## DATA ENTRIES
▽

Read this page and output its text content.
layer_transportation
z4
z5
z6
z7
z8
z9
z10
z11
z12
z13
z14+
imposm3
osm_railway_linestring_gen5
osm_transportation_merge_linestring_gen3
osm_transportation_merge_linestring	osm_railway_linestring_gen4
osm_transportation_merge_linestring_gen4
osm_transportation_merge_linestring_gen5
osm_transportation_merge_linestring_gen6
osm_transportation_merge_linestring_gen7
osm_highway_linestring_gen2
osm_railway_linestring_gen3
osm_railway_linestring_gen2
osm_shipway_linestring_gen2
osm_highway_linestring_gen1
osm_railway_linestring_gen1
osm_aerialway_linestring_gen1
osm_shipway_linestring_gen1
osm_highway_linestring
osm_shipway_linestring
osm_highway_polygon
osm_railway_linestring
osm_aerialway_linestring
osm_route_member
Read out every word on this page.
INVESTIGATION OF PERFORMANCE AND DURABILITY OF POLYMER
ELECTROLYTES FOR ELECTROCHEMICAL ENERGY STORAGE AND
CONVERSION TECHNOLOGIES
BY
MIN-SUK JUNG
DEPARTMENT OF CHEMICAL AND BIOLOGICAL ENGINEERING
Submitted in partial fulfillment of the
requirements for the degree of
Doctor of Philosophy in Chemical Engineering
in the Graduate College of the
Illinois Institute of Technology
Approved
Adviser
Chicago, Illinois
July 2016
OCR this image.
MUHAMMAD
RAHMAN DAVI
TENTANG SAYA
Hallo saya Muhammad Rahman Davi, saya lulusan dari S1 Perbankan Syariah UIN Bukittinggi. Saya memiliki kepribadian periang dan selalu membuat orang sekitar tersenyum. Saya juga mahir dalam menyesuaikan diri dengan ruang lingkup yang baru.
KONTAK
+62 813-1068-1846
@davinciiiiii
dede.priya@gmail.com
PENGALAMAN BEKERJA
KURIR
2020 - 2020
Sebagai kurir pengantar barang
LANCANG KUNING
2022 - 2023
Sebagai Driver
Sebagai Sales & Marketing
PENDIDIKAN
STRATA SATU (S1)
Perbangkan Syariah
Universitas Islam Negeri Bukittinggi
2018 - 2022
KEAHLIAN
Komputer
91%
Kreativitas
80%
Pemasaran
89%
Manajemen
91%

△

## DIRECTION
Would you write down every record again, exactly?

## OUTPUT
Read this page and output its text content.
layer_transportation
z4
z5
z6
z7
z8
z9
z10
z11
z12
z13
z14+
imposm3
osm_railway_linestring_gen5
osm_transportation_merge_linestring_gen3
osm_transportation_merge_linestring	osm_railway_linestring_gen4
osm_transportation_merge_linestring_gen4
osm_transportation_merge_linestring_gen5
osm_transportation_merge_linestring_gen6
osm_transportation_merge_linestring_gen7
osm_highway_linestring_gen2
osm_railway_linestring_gen3
osm_railway_linestring_gen2
osm_shipway_linestring_gen2
osm_highway_linestring_gen1
osm_railway_linestring_gen1
osm_aerialway_linestring_gen1
osm_shipway_linestring_gen1
osm_highway_linestring
osm_shipway_linestring
osm_highway_polygon
osm_railway_linestring
osm_aerialway_linestring
osm_route_member
Read out every word on this page.
INVESTIGATION OF PERFORMANCE AND DURABILITY OF POLYMER
ELECTROLYTES FOR ELECTROCHEMICAL ENERGY STORAGE AND
CONVERSION TECHNOLOGIES
BY
MIN-SUK JUNG
DEPARTMENT OF CHEMICAL AND BIOLOGICAL ENGINEERING
Submitted in partial fulfillment of the
requirements for the degree of
Doctor of Philosophy in Chemical Engineering
in the Graduate College of the
Illinois Institute of Technology
Approved
Adviser
Chicago, Illinois
July 2016
OCR this image.
MUHAMMAD
RAHMAN DAVI
TENTANG SAYA
Hallo saya Muhammad Rahman Davi, saya lulusan dari S1 Perbankan Syariah UIN Bukittinggi. Saya memiliki kepribadian periang dan selalu membuat orang sekitar tersenyum. Saya juga mahir dalam menyesuaikan diri dengan ruang lingkup yang baru.
KONTAK
+62 813-1068-1846
@davinciiiiii
dede.priya@gmail.com
PENGALAMAN BEKERJA
KURIR
2020 - 2020
Sebagai kurir pengantar barang
LANCANG KUNING
2022 - 2023
Sebagai Driver
Sebagai Sales & Marketing
PENDIDIKAN
STRATA SATU (S1)
Perbangkan Syariah
Universitas Islam Negeri Bukittinggi
2018 - 2022
KEAHLIAN
Komputer
91%
Kreativitas
80%
Pemasaran
89%
Manajemen
91%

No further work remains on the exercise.